__Daftar Tugas__.
a: Dalam teks tentang Pemilu 2019 di luar negeri, mengapa banyak pemilih yang sudah terdaftar dan sudah antre berjam-jam tetap tidak bisa mencoblos?
b: Teruskan teks tentang kisruhnya Pemilu 2019 di luar negeri mulai dari titik terakhirnya.

__Teks__.
****

![]() |
Pemilu 2019 |
Aneh memang,
pencoblosan di luar negeri bermasalah lagi.
Hongkong,
Australia, Belanda, Korea Selatan dan banyak negara lainnya, banyak sekali
yang tidak kebagian waktu untuk mencoblos jagoannya. Padahal mereka sudah
terdaftar, sudah antre berjam-jam, bahkan banyak yang datang ratusan kilometer
jauhnya dari TPS, tapi tetap tidak bisa.
Alasannya
macam-macam. Ada yang waktu pencoblosan habis, ada yang waktu sewa gedung habis
ada juga yang kertas surat suara habis.
Padahal ini
bukan Pemilu yang pertama di luar negeri. Seharusnya KPU belajar dari
pengalaman sebelumnya dan menciptakan sistem yang tepat sehingga pemilih bisa
menggunakan haknya. Kenapa sistem harus terus diubah dan seperti terkesan
coba-coba?
Ada dua
kemungkinan melihat kisruhnya pemilu di luar negeri.

****

__Cuplikan Materi__.
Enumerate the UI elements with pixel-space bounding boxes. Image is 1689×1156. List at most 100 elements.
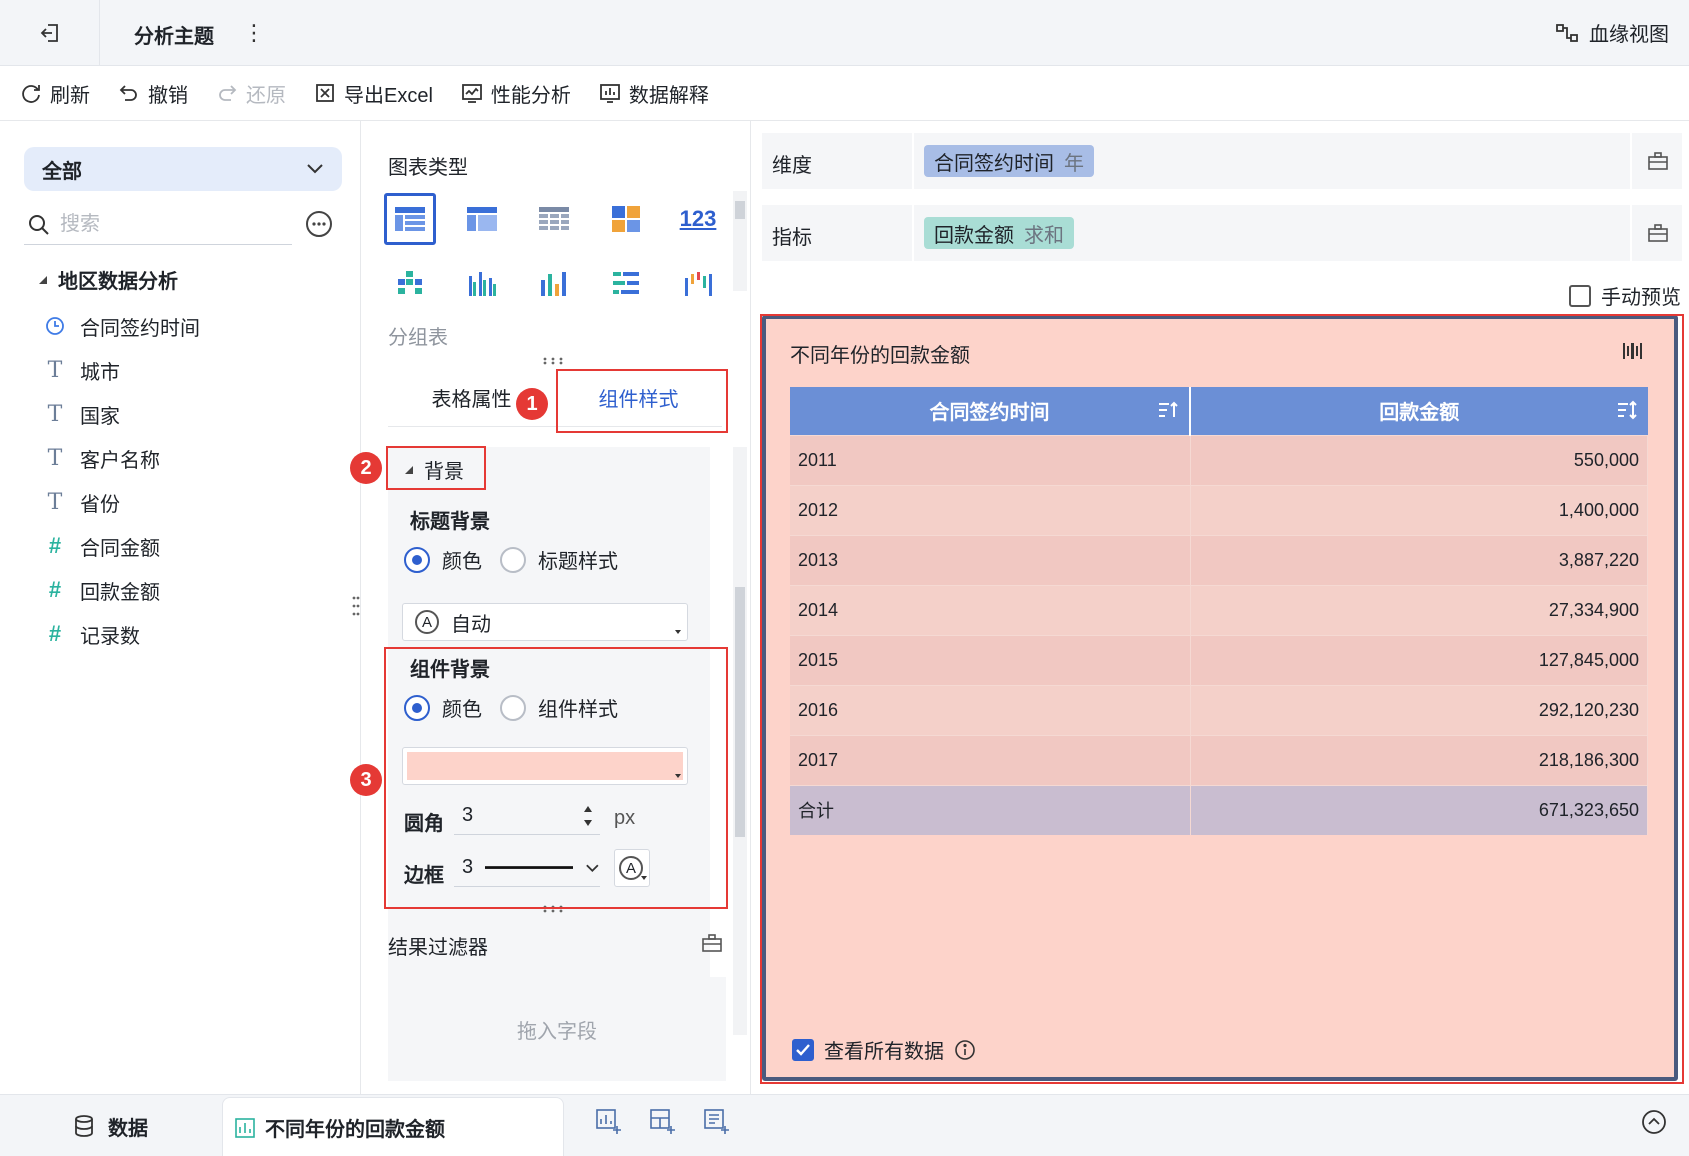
undo-button[interactable]: 撤销 bbox=[118, 79, 188, 108]
scatter-grid-icon bbox=[398, 271, 422, 294]
scope-select[interactable]: 全部 bbox=[24, 147, 342, 191]
chart-type-waterfall[interactable] bbox=[672, 257, 724, 309]
title-bg-color-radio[interactable] bbox=[404, 546, 430, 573]
export-excel-button[interactable]: 导出Excel bbox=[314, 79, 433, 108]
dimension-aggregation: 年 bbox=[1064, 152, 1084, 175]
panel-resize-handle[interactable] bbox=[352, 595, 360, 621]
dataset-node[interactable]: 地区数据分析 bbox=[38, 265, 178, 294]
chart-type-grouped-table[interactable] bbox=[384, 193, 436, 245]
callout-badge: 3 bbox=[350, 764, 382, 796]
sheet-tab[interactable]: 不同年份的回款金额 bbox=[222, 1097, 564, 1156]
field-item[interactable]: 合同签约时间 bbox=[44, 304, 200, 348]
scrollbar-thumb[interactable] bbox=[735, 201, 745, 219]
data-explain-label: 数据解释 bbox=[628, 84, 709, 107]
chart-type-column[interactable] bbox=[528, 257, 580, 309]
redo-button[interactable]: 还原 bbox=[216, 79, 286, 108]
chart-type-scrollbar[interactable] bbox=[733, 191, 747, 291]
field-item[interactable]: T 省份 bbox=[44, 480, 200, 524]
field-item[interactable]: # 合同金额 bbox=[44, 524, 200, 568]
more-menu-button[interactable]: ⋮ bbox=[243, 18, 265, 48]
data-explain-button[interactable]: 数据解释 bbox=[599, 79, 709, 108]
field-name: 合同签约时间 bbox=[80, 317, 200, 340]
title-background-options: 颜色 标题样式 bbox=[404, 545, 618, 574]
title-bg-color-value: 自动 bbox=[451, 613, 491, 636]
data-tab[interactable]: 数据 bbox=[0, 1095, 222, 1156]
measure-shelf[interactable]: 指标 回款金额 求和 bbox=[762, 205, 1682, 261]
collapse-panel-button[interactable] bbox=[1641, 1109, 1667, 1135]
settings-box-icon bbox=[1648, 224, 1668, 242]
dimension-settings-button[interactable] bbox=[1648, 151, 1668, 171]
chart-type-kpi-cards[interactable] bbox=[600, 193, 652, 245]
chart-type-bar-list[interactable] bbox=[600, 257, 652, 309]
chart-type-title: 图表类型 bbox=[388, 157, 468, 179]
field-item[interactable]: # 回款金额 bbox=[44, 568, 200, 612]
lineage-icon bbox=[1556, 23, 1578, 42]
field-name: 客户名称 bbox=[80, 449, 160, 472]
chart-type-detail-table[interactable] bbox=[456, 193, 508, 245]
text-type-icon: T bbox=[47, 357, 63, 383]
performance-analysis-button[interactable]: 性能分析 bbox=[461, 79, 571, 108]
number-type-icon: # bbox=[48, 533, 62, 558]
scrollbar-thumb[interactable] bbox=[735, 587, 745, 837]
chart-type-scatter-grid[interactable] bbox=[384, 257, 436, 309]
chart-type-grouped-bar[interactable] bbox=[456, 257, 508, 309]
filter-settings-button[interactable] bbox=[702, 933, 722, 953]
manual-preview-toggle[interactable]: 手动预览 bbox=[1569, 281, 1681, 310]
exit-button[interactable] bbox=[0, 0, 100, 66]
field-name: 城市 bbox=[80, 361, 120, 384]
callout-badge: 1 bbox=[516, 388, 548, 420]
redo-icon bbox=[219, 85, 237, 101]
callout-box-background bbox=[386, 446, 486, 490]
exit-icon bbox=[40, 24, 58, 42]
field-item[interactable]: # 记录数 bbox=[44, 612, 200, 656]
field-name: 回款金额 bbox=[80, 581, 160, 604]
crosstab-icon bbox=[539, 207, 569, 230]
filter-drop-zone[interactable]: 拖入字段 bbox=[388, 977, 726, 1081]
properties-scrollbar[interactable] bbox=[733, 447, 747, 1035]
sheet-tab-label: 不同年份的回款金额 bbox=[265, 1119, 445, 1141]
manual-preview-checkbox[interactable] bbox=[1569, 284, 1591, 307]
field-item[interactable]: T 国家 bbox=[44, 392, 200, 436]
result-filter-title: 结果过滤器 bbox=[388, 937, 488, 959]
grouped-table-icon bbox=[395, 207, 425, 231]
more-horizontal-icon bbox=[312, 222, 326, 226]
field-name: 记录数 bbox=[80, 625, 140, 648]
chart-type-indicator[interactable]: 123 bbox=[672, 193, 724, 245]
field-panel: 全部 地区数据分析 合同签约时间 T 城市 T 国家 T 客户名称 bbox=[0, 121, 361, 1094]
dimension-field-name: 合同签约时间 bbox=[934, 152, 1054, 175]
add-report-icon[interactable] bbox=[704, 1109, 730, 1135]
callout-box-widget-background bbox=[384, 647, 728, 909]
chart-type-crosstab[interactable] bbox=[528, 193, 580, 245]
section-resize-handle[interactable] bbox=[542, 357, 564, 365]
add-dashboard-icon[interactable] bbox=[650, 1109, 676, 1135]
settings-box-icon bbox=[1648, 152, 1668, 170]
dimension-pill[interactable]: 合同签约时间 年 bbox=[924, 145, 1094, 177]
title-bg-color-select[interactable]: A 自动 bbox=[402, 603, 688, 641]
callout-box-component-style bbox=[556, 369, 728, 433]
callout-box-widget-preview bbox=[760, 314, 1684, 1084]
callout-badge: 2 bbox=[350, 452, 382, 484]
divider bbox=[912, 133, 914, 189]
excel-icon bbox=[316, 84, 334, 102]
field-item[interactable]: T 客户名称 bbox=[44, 436, 200, 480]
search-input[interactable] bbox=[60, 213, 260, 236]
field-name: 省份 bbox=[80, 493, 120, 516]
dimension-shelf[interactable]: 维度 合同签约时间 年 bbox=[762, 133, 1682, 189]
lineage-view-button[interactable]: 血缘视图 bbox=[1555, 18, 1669, 47]
search-box bbox=[24, 205, 292, 245]
add-chart-icon[interactable] bbox=[596, 1109, 622, 1135]
title-bg-color-label: 颜色 bbox=[442, 551, 482, 573]
field-item[interactable]: T 城市 bbox=[44, 348, 200, 392]
field-more-button[interactable] bbox=[306, 211, 332, 237]
title-bg-style-radio[interactable] bbox=[500, 546, 526, 573]
measure-settings-button[interactable] bbox=[1648, 223, 1668, 243]
settings-box-icon bbox=[702, 934, 722, 952]
refresh-button[interactable]: 刷新 bbox=[20, 79, 90, 108]
redo-label: 还原 bbox=[246, 84, 286, 107]
undo-label: 撤销 bbox=[148, 84, 188, 107]
dropdown-caret-icon bbox=[675, 630, 681, 634]
title-background-label: 标题背景 bbox=[410, 511, 490, 533]
refresh-label: 刷新 bbox=[50, 84, 90, 107]
number-type-icon: # bbox=[48, 577, 62, 602]
measure-pill[interactable]: 回款金额 求和 bbox=[924, 217, 1074, 249]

****

__Jawaban Tiap Tugas__.
a: Alasannya bermacam-macam: ada yang karena waktu pencoblosan sudah habis, ada yang karena waktu sewa gedung habis, dan ada juga yang karena kertas surat suara habis.

b:
Pertama,
jumlah pemilih yang membludak dan jauh lebih besar dari tahun sebelumnya
sehingga KPU tidak siap.
Pilpres kali
ini memang dahsyat. Polarisasi tajam antar kedua kubu sudah dibangun sekian
lama dan mencapai puncaknya pada Pilgub DKI 2017. Di sini ada pertarungan dua
kelompok, kelompok NKRI dan kelompok agamis.
Dan kelompok
NKRI yang selama ini diam dan bangga sebagai "silent majority"
mendadak bangkit dan memenuhi TPS di luar negeri dengan satu pandangan bersama
untuk ikut menjaga negeri dari tekanan kelompok agamis.
Nama Jokowi
mendadak menjadi simbol perjuangan, sehingga mereka rela datang dari ratusan
kilometer jauhnya dari TPS, antre berjam-jam dengan kehujanan, supaya bisa ikut
serta menjaga negeri. Yang terjadi adalah penumpukan massa yang mengagetkan,
karena belum pernah situasi seperti ini terjadi.
Kemungkinan
kedua adalah hadangan dari kelompok agamis yang sebagian besar pendukung 02,
yang mencoba menghalangi para pendukung 01 yang memang banyak di luar negeri untuk
menggunakan hak suaranya. Para pemilih sengaja "digolputkan" dengan
tidak mendapatkan hak suara mereka.
Ada lagi
kemungkinan untuk mendelegitimasi KPU dengan adanya kekisruhan ini.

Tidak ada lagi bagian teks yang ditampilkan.